_THE TASK_
Keep only the lines where "colored" appears.

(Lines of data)
────────────────────────────────────────
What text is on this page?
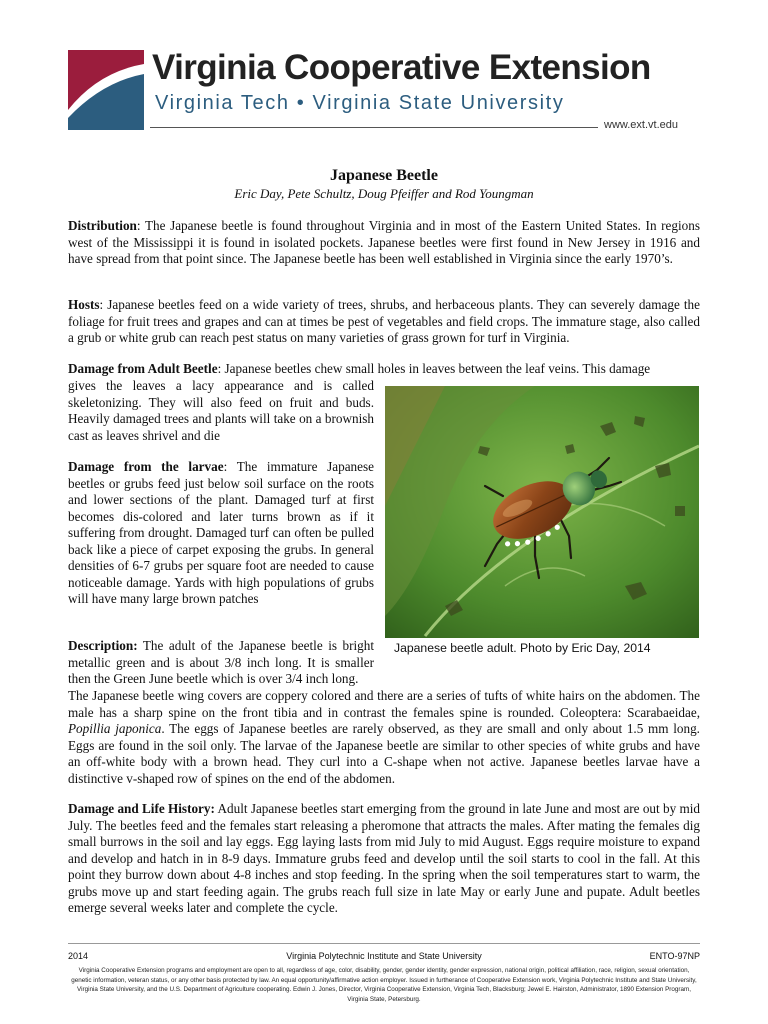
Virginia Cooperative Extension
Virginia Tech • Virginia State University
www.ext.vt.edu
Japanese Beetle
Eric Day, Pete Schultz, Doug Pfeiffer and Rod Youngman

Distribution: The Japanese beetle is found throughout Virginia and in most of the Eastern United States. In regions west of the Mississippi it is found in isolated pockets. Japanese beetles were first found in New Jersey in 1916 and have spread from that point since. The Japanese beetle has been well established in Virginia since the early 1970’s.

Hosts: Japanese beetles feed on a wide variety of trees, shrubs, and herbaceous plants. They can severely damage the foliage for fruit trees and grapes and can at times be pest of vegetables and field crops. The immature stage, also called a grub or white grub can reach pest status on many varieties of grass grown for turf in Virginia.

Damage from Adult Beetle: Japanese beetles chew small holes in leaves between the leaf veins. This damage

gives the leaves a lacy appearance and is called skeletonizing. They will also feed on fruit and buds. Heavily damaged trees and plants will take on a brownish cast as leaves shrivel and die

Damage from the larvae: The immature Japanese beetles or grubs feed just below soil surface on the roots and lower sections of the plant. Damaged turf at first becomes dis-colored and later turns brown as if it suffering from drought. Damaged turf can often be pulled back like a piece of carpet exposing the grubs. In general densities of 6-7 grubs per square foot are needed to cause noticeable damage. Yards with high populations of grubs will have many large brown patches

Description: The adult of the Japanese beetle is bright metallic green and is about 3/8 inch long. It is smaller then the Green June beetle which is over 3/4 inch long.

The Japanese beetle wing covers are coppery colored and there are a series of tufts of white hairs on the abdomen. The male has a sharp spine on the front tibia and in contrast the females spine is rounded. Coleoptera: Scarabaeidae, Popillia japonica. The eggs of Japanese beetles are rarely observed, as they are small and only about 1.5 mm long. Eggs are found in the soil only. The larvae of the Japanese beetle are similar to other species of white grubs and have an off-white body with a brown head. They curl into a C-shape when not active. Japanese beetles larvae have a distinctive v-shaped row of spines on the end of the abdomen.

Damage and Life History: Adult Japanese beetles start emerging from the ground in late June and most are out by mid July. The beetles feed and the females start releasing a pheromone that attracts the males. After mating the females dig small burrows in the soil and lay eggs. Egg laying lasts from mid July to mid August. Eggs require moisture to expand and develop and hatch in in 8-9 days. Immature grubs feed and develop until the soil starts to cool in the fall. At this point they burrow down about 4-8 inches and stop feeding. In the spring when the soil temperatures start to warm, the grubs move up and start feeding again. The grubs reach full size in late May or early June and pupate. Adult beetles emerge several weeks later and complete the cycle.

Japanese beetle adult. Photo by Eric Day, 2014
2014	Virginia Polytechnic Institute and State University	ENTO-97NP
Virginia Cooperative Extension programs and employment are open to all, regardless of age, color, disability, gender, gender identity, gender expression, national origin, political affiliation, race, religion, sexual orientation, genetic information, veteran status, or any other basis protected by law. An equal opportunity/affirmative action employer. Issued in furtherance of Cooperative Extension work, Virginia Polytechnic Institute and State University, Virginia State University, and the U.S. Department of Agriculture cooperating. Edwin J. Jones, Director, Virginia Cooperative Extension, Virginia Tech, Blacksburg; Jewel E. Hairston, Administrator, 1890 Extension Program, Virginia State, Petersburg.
────────────────────────────────────────
_EXERCISE ANSWER_
Damage from the larvae: The immature Japanese beetles or grubs feed just below soil surface on the roots and lower sections of the plant. Damaged turf at first becomes dis-colored and later turns brown as if it suffering from drought. Damaged turf can often be pulled back like a piece of carpet exposing the grubs. In general densities of 6-7 grubs per square foot are needed to cause noticeable damage. Yards with high populations of grubs will have many large brown patches
The Japanese beetle wing covers are coppery colored and there are a series of tufts of white hairs on the abdomen. The male has a sharp spine on the front tibia and in contrast the females spine is rounded. Coleoptera: Scarabaeidae, Popillia japonica. The eggs of Japanese beetles are rarely observed, as they are small and only about 1.5 mm long. Eggs are found in the soil only. The larvae of the Japanese beetle are similar to other species of white grubs and have an off-white body with a brown head. They curl into a C-shape when not active. Japanese beetles larvae have a distinctive v-shaped row of spines on the end of the abdomen.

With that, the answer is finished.